→ PROVIDED ENTRIES
'''
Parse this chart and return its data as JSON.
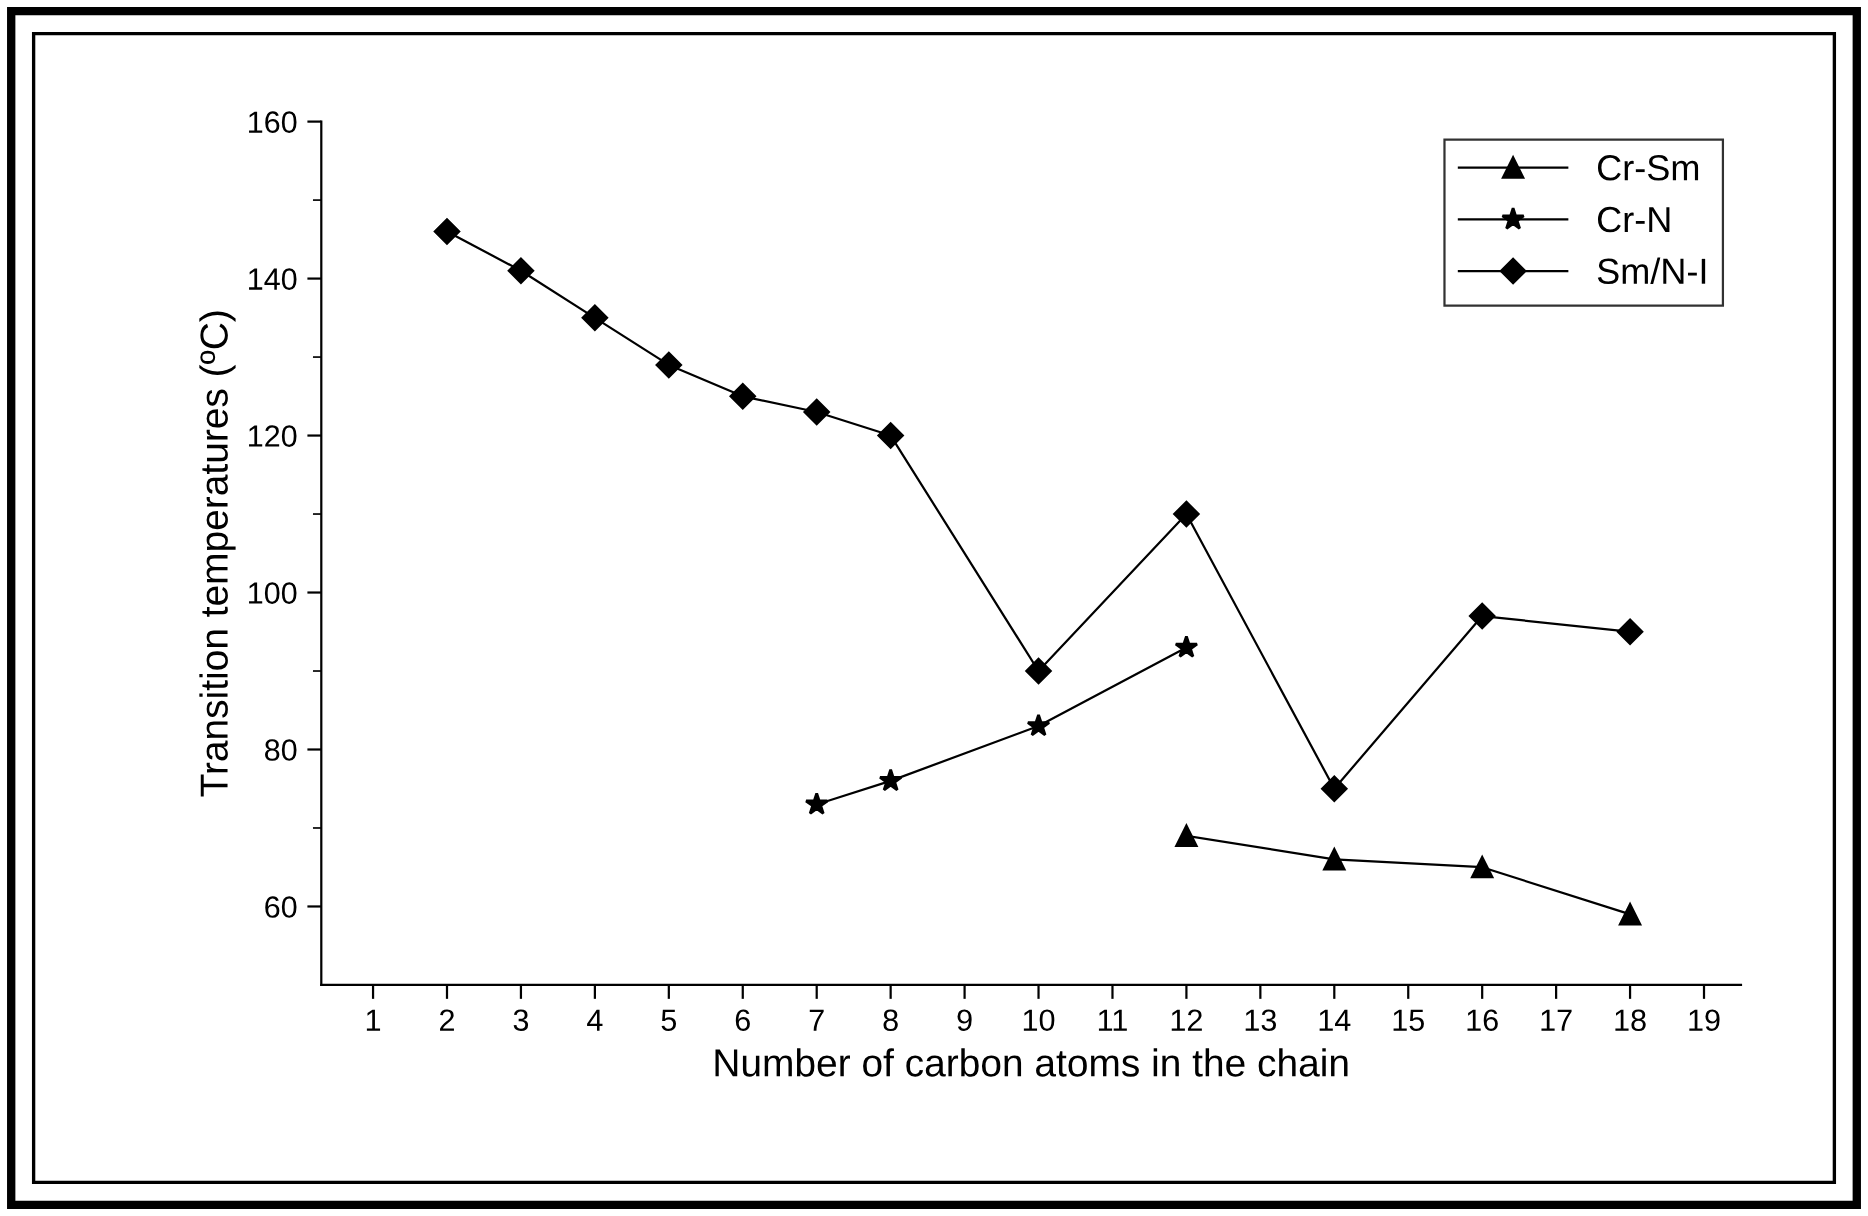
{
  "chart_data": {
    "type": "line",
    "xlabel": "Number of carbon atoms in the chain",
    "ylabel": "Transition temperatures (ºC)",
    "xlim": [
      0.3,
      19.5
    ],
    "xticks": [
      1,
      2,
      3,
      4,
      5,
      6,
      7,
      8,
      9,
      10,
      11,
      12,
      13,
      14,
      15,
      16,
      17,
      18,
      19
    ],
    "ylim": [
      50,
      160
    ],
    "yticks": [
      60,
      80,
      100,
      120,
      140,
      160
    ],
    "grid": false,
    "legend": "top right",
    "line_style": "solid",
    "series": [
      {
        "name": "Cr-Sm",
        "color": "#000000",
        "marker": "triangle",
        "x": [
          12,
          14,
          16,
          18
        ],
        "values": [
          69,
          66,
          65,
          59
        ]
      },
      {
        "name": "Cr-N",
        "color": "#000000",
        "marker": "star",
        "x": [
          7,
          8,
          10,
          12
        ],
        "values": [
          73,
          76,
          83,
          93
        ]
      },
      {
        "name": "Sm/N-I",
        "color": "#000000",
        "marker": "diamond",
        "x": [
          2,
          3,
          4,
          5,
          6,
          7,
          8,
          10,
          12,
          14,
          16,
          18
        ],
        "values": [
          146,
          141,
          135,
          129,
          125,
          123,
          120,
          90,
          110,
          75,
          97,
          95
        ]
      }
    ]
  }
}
'''
→ REQUIRED WORK
Quote every entry exactly, with the pictures omitted.

→ SOLUTION BELOW
Parse this chart and return its data as JSON.
{
  "chart_data": {
    "type": "line",
    "xlabel": "Number of carbon atoms in the chain",
    "ylabel": "Transition temperatures (ºC)",
    "xlim": [
      0.3,
      19.5
    ],
    "xticks": [
      1,
      2,
      3,
      4,
      5,
      6,
      7,
      8,
      9,
      10,
      11,
      12,
      13,
      14,
      15,
      16,
      17,
      18,
      19
    ],
    "ylim": [
      50,
      160
    ],
    "yticks": [
      60,
      80,
      100,
      120,
      140,
      160
    ],
    "grid": false,
    "legend": "top right",
    "line_style": "solid",
    "series": [
      {
        "name": "Cr-Sm",
        "color": "#000000",
        "marker": "triangle",
        "x": [
          12,
          14,
          16,
          18
        ],
        "values": [
          69,
          66,
          65,
          59
        ]
      },
      {
        "name": "Cr-N",
        "color": "#000000",
        "marker": "star",
        "x": [
          7,
          8,
          10,
          12
        ],
        "values": [
          73,
          76,
          83,
          93
        ]
      },
      {
        "name": "Sm/N-I",
        "color": "#000000",
        "marker": "diamond",
        "x": [
          2,
          3,
          4,
          5,
          6,
          7,
          8,
          10,
          12,
          14,
          16,
          18
        ],
        "values": [
          146,
          141,
          135,
          129,
          125,
          123,
          120,
          90,
          110,
          75,
          97,
          95
        ]
      }
    ]
  }
}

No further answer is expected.